## Testo della pagina
Ultimo ma solo in ordine di tempo il contro-decalogo di Antonio Calvani al quale Tuttoscuola ha dato risalto. Se non fosse che si tratta di Calvani, il padre dell’utilizzo degli ipertesti che all’epoca rappresentavano il prodotto delle “nuove tecnologie” dedicate alla didattica. “Amico” fu all’epoca un software per la produzione facilitata degli ipertesti che ebbe una grande diffusione all’epoca.

Oggi Calvani, autore tra l’altro di numerosi testi proprio sulle ICT, sembra aver cambiato completamente idea. Naturalmente è del tutto legittimo ma gli argomenti usati credo che richiedano un commento sia pure sommario.

Le tesi contro la tecnologia a Scuola

Scrive Calvani:

Non è scontato che l’innovazione sia di per sé positiva: occorre valutare le conseguenze.

Una affermazione di per sé assolutamente condivisibile: il valore di un’idea, di un progetto non sta certamente nell’essere nuova ma nei suoi contenuti e negli effetti che porta con sè. Se però dietro questa affermazione si nasconde l’idea che è bene stare lontani da ogni innovazione e restare ancorati all’attuale modello scolastico, il tutto risulterebbe per lo meno discutibile. Conosciamo infatti bene le conseguenze della mancanza di innovazione della didattica e della permanenza del modello scolastico “tradizionale” basato sulla trasmissione del sapere e sulla lezione frontale come elemento centrale. Quel modello che conosciamo bene per averlo vissuto, basato sulla lezione, lo studio del libro di testo, le interrogazioni ha prodotto dispersione scolastica ed una disconnessione sempre più evidente tra scuola e società, tra scuola e nuove generazioni, tra scuola e mondo del lavoro. Un modello che ha prodotto quell’analfabetismo di ritorno di una popolazione adulta che le indagini internazionali hanno a più riprese certificato. Adulti che non sono certamente usciti da aule inquinate dalla tecnologia etc…. La struttura scolastica la conosciamo da tempo, è stata progettata nei suoi parametri fondamentali, la dimensione del tempo e dello spazio, degli strumenti con l’obiettivo di traghettare una società analfabeta verso una società industriale.

## Consegna scritta
Continua il testo sul contro-decalogo di Calvani e la tecnologia a scuola, a partire dall'ultima frase riportata.

## Record forniti
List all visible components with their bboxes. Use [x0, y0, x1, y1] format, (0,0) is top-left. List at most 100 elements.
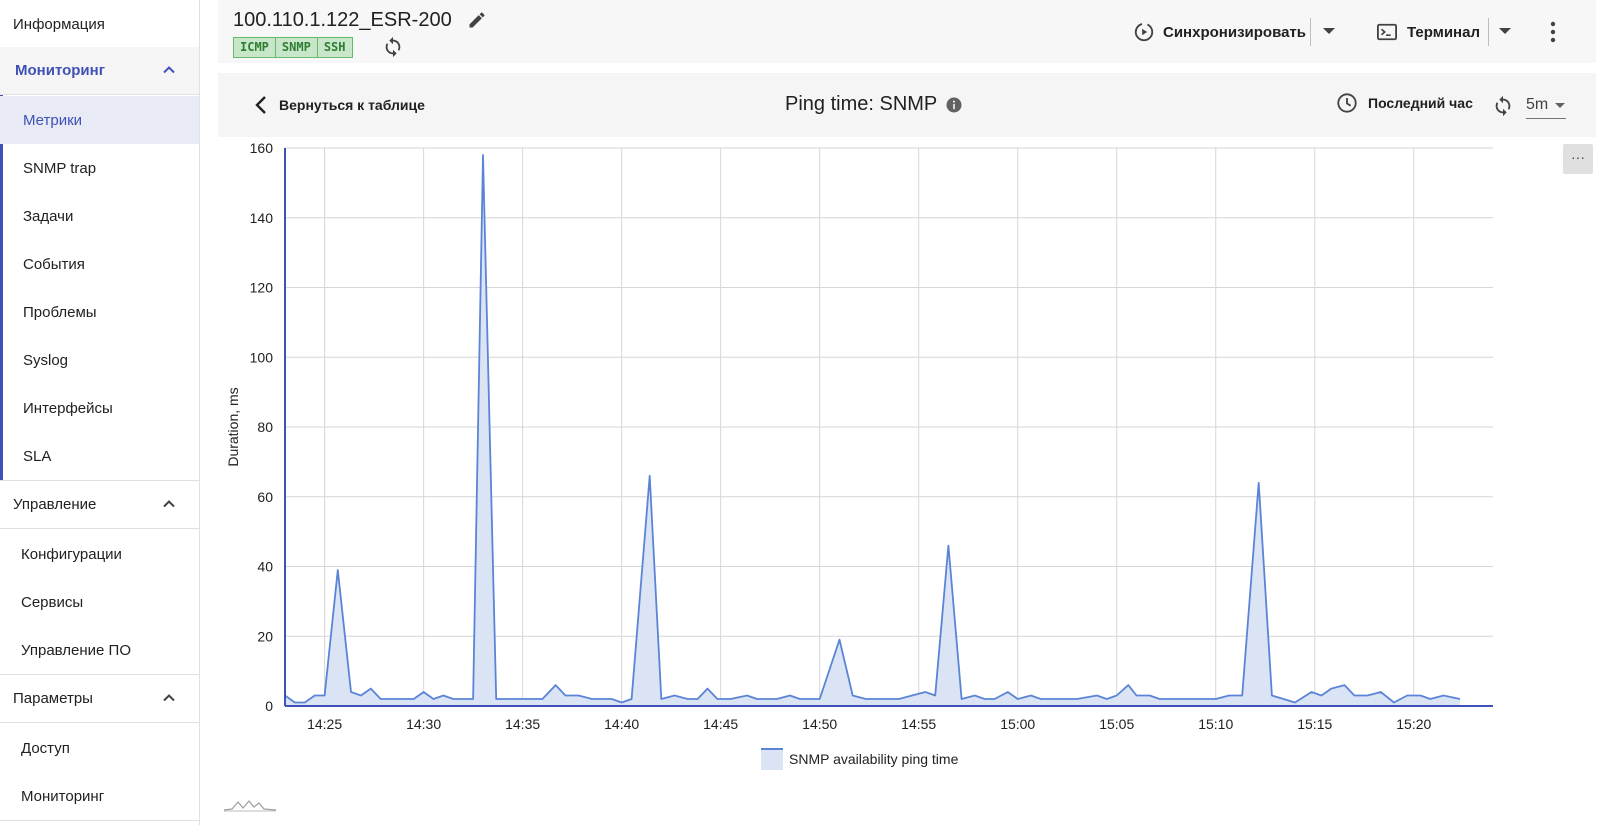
x-tick-label: 14:25 — [307, 716, 342, 732]
x-tick-label: 14:35 — [505, 716, 540, 732]
sidebar-section-label: Управление — [13, 496, 97, 513]
chart-container: 0 20 40 60 80 100 120 140 160 14:25 14:30 14:35 14:4… — [218, 140, 1596, 820]
back-label: Вернуться к таблице — [279, 97, 425, 113]
x-tick-label: 15:10 — [1198, 716, 1233, 732]
sidebar-item-interfaces[interactable]: Интерфейсы — [0, 384, 199, 432]
sidebar-item-monitoring-params[interactable]: Мониторинг — [0, 772, 199, 820]
sidebar-item-label: Метрики — [23, 111, 83, 129]
autorefresh-icon — [1495, 95, 1511, 117]
x-tick-label: 14:50 — [802, 716, 837, 732]
sidebar-item-configurations[interactable]: Конфигурации — [0, 530, 199, 578]
badge-ssh: SSH — [316, 37, 353, 58]
sidebar-section-parameters[interactable]: Параметры — [0, 675, 199, 723]
refresh-icon[interactable] — [382, 36, 404, 58]
y-tick-label: 100 — [250, 349, 274, 365]
y-tick-label: 140 — [250, 210, 274, 226]
sync-label: Синхронизировать — [1163, 23, 1306, 41]
sidebar-section-management[interactable]: Управление — [0, 481, 199, 529]
device-header: 100.110.1.122_ESR-200 ICMP SNMP SSH Синх… — [218, 0, 1596, 63]
x-tick-label: 14:40 — [604, 716, 639, 732]
sidebar-section-monitoring[interactable]: Мониторинг — [0, 47, 199, 95]
chevron-up-icon[interactable] — [161, 496, 177, 512]
y-tick-label: 40 — [257, 559, 273, 575]
y-tick-label: 0 — [265, 698, 273, 714]
sidebar-item-software-management[interactable]: Управление ПО — [0, 626, 199, 674]
series-area — [285, 155, 1460, 706]
terminal-dropdown-icon[interactable] — [1499, 28, 1511, 34]
sidebar-item-label: Управление ПО — [21, 641, 132, 659]
chevron-up-icon[interactable] — [161, 62, 177, 78]
divider — [0, 820, 199, 821]
sidebar-item-info[interactable]: Информация — [0, 0, 199, 48]
chevron-up-icon[interactable] — [161, 690, 177, 706]
refresh-interval-value: 5m — [1526, 96, 1549, 113]
y-axis-label: Duration, ms — [225, 387, 241, 466]
ping-time-chart[interactable]: 0 20 40 60 80 100 120 140 160 14:25 14:30 14:35 14:4… — [218, 140, 1596, 820]
sidebar-item-label: Интерфейсы — [23, 399, 113, 417]
sync-button[interactable]: Синхронизировать — [1133, 18, 1306, 46]
y-tick-label: 60 — [257, 489, 273, 505]
sidebar-item-label: Доступ — [21, 739, 70, 757]
sync-dropdown-icon[interactable] — [1323, 28, 1335, 34]
sidebar-item-label: Сервисы — [21, 593, 84, 611]
protocol-badges: ICMP SNMP SSH — [233, 37, 353, 58]
pencil-icon[interactable] — [467, 10, 487, 30]
sidebar-item-metrics[interactable]: Метрики — [0, 96, 199, 144]
series-line[interactable] — [284, 154, 1461, 704]
sidebar-item-snmp-trap[interactable]: SNMP trap — [0, 144, 199, 192]
sidebar-item-problems[interactable]: Проблемы — [0, 288, 199, 336]
chart-toolbar: Вернуться к таблице Ping time: SNMP Посл… — [218, 73, 1596, 137]
sidebar-section-label: Параметры — [13, 690, 93, 707]
sidebar-item-syslog[interactable]: Syslog — [0, 336, 199, 384]
info-icon[interactable] — [945, 96, 963, 114]
sidebar-item-label: Информация — [13, 15, 105, 33]
sidebar-section-label: Мониторинг — [15, 62, 105, 79]
terminal-label: Терминал — [1407, 23, 1480, 41]
sidebar-item-tasks[interactable]: Задачи — [0, 192, 199, 240]
y-tick-label: 80 — [257, 419, 273, 435]
back-to-table-button[interactable]: Вернуться к таблице — [253, 91, 425, 119]
divider — [1310, 18, 1311, 46]
sidebar-item-label: Конфигурации — [21, 545, 122, 563]
badge-icmp: ICMP — [233, 37, 276, 58]
sidebar-item-label: SLA — [23, 447, 52, 465]
sidebar-item-label: Syslog — [23, 351, 69, 369]
y-tick-label: 120 — [250, 280, 274, 296]
divider — [1488, 18, 1489, 46]
x-tick-label: 15:05 — [1099, 716, 1134, 732]
legend-label[interactable]: SNMP availability ping time — [789, 751, 959, 767]
sidebar-item-events[interactable]: События — [0, 240, 199, 288]
time-range-button[interactable]: Последний час — [1336, 92, 1473, 114]
sidebar-item-sla[interactable]: SLA — [0, 432, 199, 480]
x-tick-label: 14:55 — [901, 716, 936, 732]
chart-menu-button[interactable]: ··· — [1563, 144, 1593, 174]
sidebar-item-services[interactable]: Сервисы — [0, 578, 199, 626]
badge-snmp: SNMP — [274, 37, 318, 58]
terminal-button[interactable]: Терминал — [1376, 18, 1480, 46]
chevron-left-icon — [255, 96, 266, 114]
clock-icon — [1337, 93, 1357, 113]
x-tick-label: 15:20 — [1396, 716, 1431, 732]
x-tick-label: 14:30 — [406, 716, 441, 732]
sidebar: Информация Мониторинг Метрики SNMP trap … — [0, 0, 200, 825]
more-vert-icon[interactable] — [1548, 20, 1558, 44]
sidebar-item-label: Задачи — [23, 207, 74, 225]
select-underline — [1526, 118, 1566, 119]
y-tick-label: 160 — [250, 140, 274, 156]
x-tick-label: 14:45 — [703, 716, 738, 732]
chart-title: Ping time: SNMP — [785, 93, 938, 115]
time-range-label: Последний час — [1368, 95, 1473, 111]
chart-minimap-icon — [223, 800, 277, 812]
sidebar-item-access[interactable]: Доступ — [0, 724, 199, 772]
sidebar-item-label: Проблемы — [23, 303, 97, 321]
sync-play-icon — [1134, 22, 1154, 42]
x-tick-label: 15:00 — [1000, 716, 1035, 732]
terminal-icon — [1377, 23, 1397, 41]
sidebar-item-label: Мониторинг — [21, 787, 105, 805]
y-tick-label: 20 — [257, 628, 273, 644]
refresh-interval-select[interactable]: 5m — [1492, 92, 1566, 120]
x-tick-label: 15:15 — [1297, 716, 1332, 732]
device-title: 100.110.1.122_ESR-200 — [233, 9, 452, 31]
sidebar-item-label: SNMP trap — [23, 159, 97, 177]
sidebar-item-label: События — [23, 255, 85, 273]
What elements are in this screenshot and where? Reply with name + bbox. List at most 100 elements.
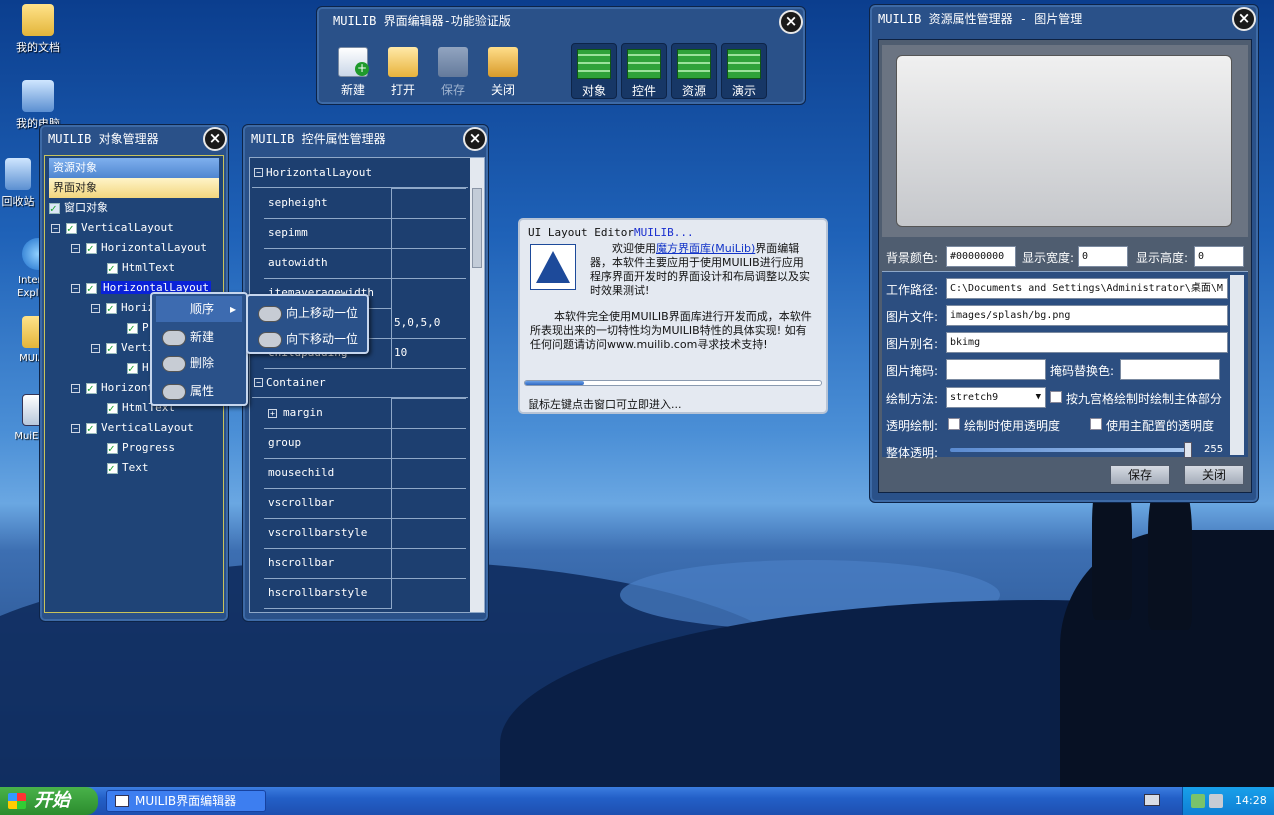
collapse-icon[interactable]: − [91, 303, 100, 313]
slider-handle[interactable] [1184, 442, 1192, 458]
save-button[interactable]: 保存 [431, 47, 475, 98]
menu-item-properties[interactable]: 属性 [156, 378, 242, 404]
width-input[interactable]: 0 [1078, 246, 1128, 267]
tree-node[interactable]: H [127, 358, 149, 379]
property-category[interactable]: − Container [252, 368, 468, 398]
tree-node[interactable]: Progress [107, 438, 175, 459]
close-file-button[interactable]: 关闭 [481, 47, 525, 98]
window-title: MUILIB 资源属性管理器 - 图片管理 [878, 12, 1083, 26]
work-path-input[interactable]: C:\Documents and Settings\Administrator\… [946, 278, 1228, 299]
submenu-order[interactable]: 向上移动一位 向下移动一位 [246, 294, 369, 354]
splash-window[interactable]: UI Layout EditorMUILIB... 欢迎使用魔方界面库(MuiL… [518, 218, 828, 414]
menu-item-move-up[interactable]: 向上移动一位 [252, 300, 363, 326]
collapse-icon[interactable]: − [254, 378, 263, 387]
demo-panel-button[interactable]: 演示 [721, 43, 767, 99]
scrollbar-thumb[interactable] [472, 188, 482, 268]
checkbox[interactable] [86, 419, 97, 439]
tree-node[interactable]: −HorizontalLayout [71, 238, 207, 259]
draw-method-select[interactable]: stretch9 ▼ [946, 387, 1046, 408]
network-icon[interactable] [1191, 794, 1205, 808]
collapse-icon[interactable]: − [91, 343, 100, 353]
close-button[interactable]: × [463, 127, 487, 151]
collapse-icon[interactable]: − [71, 283, 80, 293]
tree-node[interactable]: −VerticalLayout [51, 218, 174, 239]
controls-panel-button[interactable]: 控件 [621, 43, 667, 99]
checkbox[interactable] [107, 399, 118, 419]
collapse-icon[interactable]: − [71, 243, 80, 253]
new-button[interactable]: 新建 [331, 47, 375, 98]
keyboard-icon[interactable] [1144, 794, 1160, 806]
save-button[interactable]: 保存 [1110, 465, 1170, 485]
menu-item-move-down[interactable]: 向下移动一位 [252, 326, 363, 352]
objects-panel-button[interactable]: 对象 [571, 43, 617, 99]
tree-node[interactable]: Text [107, 458, 149, 479]
expand-icon[interactable]: + [268, 408, 277, 418]
desktop-icon-documents[interactable]: 我的文档 [2, 4, 74, 55]
splash-footer: 鼠标左键点击窗口可立即进入... [528, 398, 682, 411]
collapse-icon[interactable]: − [71, 423, 80, 433]
property-manager-window[interactable]: MUILIB 控件属性管理器 × − HorizontalLayout sephe… [242, 124, 489, 622]
checkbox[interactable] [86, 279, 97, 299]
taskbar-item-editor[interactable]: MUILIB界面编辑器 [106, 790, 266, 812]
height-input[interactable]: 0 [1194, 246, 1244, 267]
collapse-icon[interactable]: − [71, 383, 80, 393]
menu-item-new[interactable]: 新建 [156, 324, 242, 350]
volume-icon[interactable] [1209, 794, 1223, 808]
tree-node[interactable]: HtmlText [107, 258, 175, 279]
checkbox[interactable] [107, 259, 118, 279]
context-menu[interactable]: 顺序 ▸ 新建 删除 属性 [150, 292, 248, 406]
bg-color-input[interactable]: #00000000 [946, 246, 1016, 267]
checkbox[interactable] [86, 239, 97, 259]
mask-replace-input[interactable] [1120, 359, 1220, 380]
property-grid[interactable]: − HorizontalLayout sepheight sepimm autow… [249, 157, 485, 613]
property-category[interactable]: − HorizontalLayout [252, 158, 468, 188]
resources-panel-button[interactable]: 资源 [671, 43, 717, 99]
system-tray: 14:28 [1182, 787, 1274, 815]
editor-toolbar-window[interactable]: MUILIB 界面编辑器-功能验证版 × 新建 打开 保存 关闭 对象 控件 资… [316, 6, 806, 105]
splash-description: 本软件完全使用MUILIB界面库进行开发而成，本软件所表现出来的一切特性均为MU… [530, 310, 812, 351]
my-computer-icon [22, 80, 54, 112]
splash-title: UI Layout EditorMUILIB... [528, 226, 694, 239]
close-button[interactable]: × [1232, 7, 1256, 31]
close-button[interactable]: × [203, 127, 227, 151]
opacity-slider[interactable] [950, 442, 1192, 458]
checkbox[interactable] [107, 459, 118, 479]
checkbox[interactable] [127, 319, 138, 339]
work-path-label: 工作路径: [886, 283, 939, 297]
image-alias-input[interactable]: bkimg [946, 332, 1228, 353]
gamepad-icon [258, 332, 282, 348]
splash-progress-bar [524, 380, 822, 386]
start-button[interactable]: 开始 [0, 787, 98, 815]
use-main-transparency-checkbox[interactable] [1090, 418, 1102, 430]
window-title: MUILIB 界面编辑器-功能验证版 [333, 14, 511, 28]
close-dialog-button[interactable]: 关闭 [1184, 465, 1244, 485]
resource-manager-window[interactable]: MUILIB 资源属性管理器 - 图片管理 × 背景颜色: #00000000 … [869, 4, 1259, 503]
checkbox[interactable] [106, 299, 117, 319]
clock[interactable]: 14:28 [1235, 787, 1267, 815]
vertical-scrollbar[interactable] [470, 158, 484, 612]
checkbox[interactable] [106, 339, 117, 359]
open-button[interactable]: 打开 [381, 47, 425, 98]
tree-section-ui[interactable]: 界面对象 [49, 178, 219, 198]
vertical-scrollbar[interactable] [1230, 275, 1244, 455]
menu-item-delete[interactable]: 删除 [156, 350, 242, 376]
tree-node[interactable]: −VerticalLayout [71, 418, 194, 439]
checkbox[interactable] [66, 219, 77, 239]
mask-input[interactable] [946, 359, 1046, 380]
desktop-icon-recycle-bin[interactable]: 回收站 [0, 158, 40, 209]
submenu-arrow-icon: ▸ [229, 302, 236, 316]
checkbox[interactable] [127, 359, 138, 379]
tree-node[interactable]: P [127, 318, 149, 339]
collapse-icon[interactable]: − [254, 168, 263, 177]
collapse-icon[interactable]: − [51, 223, 60, 233]
muilib-link[interactable]: 魔方界面库(MuiLib) [656, 242, 755, 255]
tree-section-resources[interactable]: 资源对象 [49, 158, 219, 178]
use-transparency-checkbox[interactable] [948, 418, 960, 430]
image-file-input[interactable]: images/splash/bg.png [946, 305, 1228, 326]
tree-section-window[interactable]: 窗口对象 [49, 198, 108, 219]
checkbox[interactable] [86, 379, 97, 399]
checkbox[interactable] [107, 439, 118, 459]
close-button[interactable]: × [779, 10, 803, 34]
ninegrid-checkbox[interactable] [1050, 391, 1062, 403]
menu-item-order[interactable]: 顺序 ▸ [156, 296, 242, 322]
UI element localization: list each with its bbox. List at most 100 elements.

## Risposta attesa
Un modello, quindi, funzionale a trasmettere contenuti, a verificare conoscenze, a garantire con la centralità delle aule e dei pochi arredi, l’attenzione degli studenti verso l’insegnante. Un modello per una società che non c’è più, per studenti che sono molto diversi dai loro coetanei di soli dieci, quindici anni fa. Quindi credo che il tema sia diverso: dobbiamo innovare il modello scolastico con l’obiettivo di superare una serie di criticità ormai evidenti. Una innovazione fine a se stessa o guidata dalla “moda” del momento è evidente che non porta a nulla ma è anche evidente che se pensiamo che l’innovazione stia nel migliorare qualche elemento quale la lezione credo non si sia capito di cosa abbiamo bisogno. Nello stesso modo anche l’utilizzo delle ICT può rappresentare un elemento di “conservazione” piuttosto che di trasformazione. Pensiamo alle LIM: se sostituiscono la lavagna con i gessetti solo per scrivere senza sporcarsi le mani non rappresentano una grande novità. Anche un tablet in una classe dove si fa lezione costituisce solo un elemento di disturbo. Oppure pensiamo che leggere sullo schermo invece che sul libro rappresenti una innovazione in sé? È evidente che queste innovazioni non sono di per sé positive. Ma è anche evidente che il modello scolastico ha bisogno di essere trasformato e che le ICT, i linguaggi digitali offrono numerose potenzialità ed opportunità.

Calvani: Non ci sono evidenze scientifiche di un significativo miglioramento negli apprendimenti scolastici dovuto a inserimenti massicci di tecnologie al di fuori di obiettivi circoscritti e ben finalizzati. Sono le metodologie didattiche, e non le tecnologie, a fare la differenza.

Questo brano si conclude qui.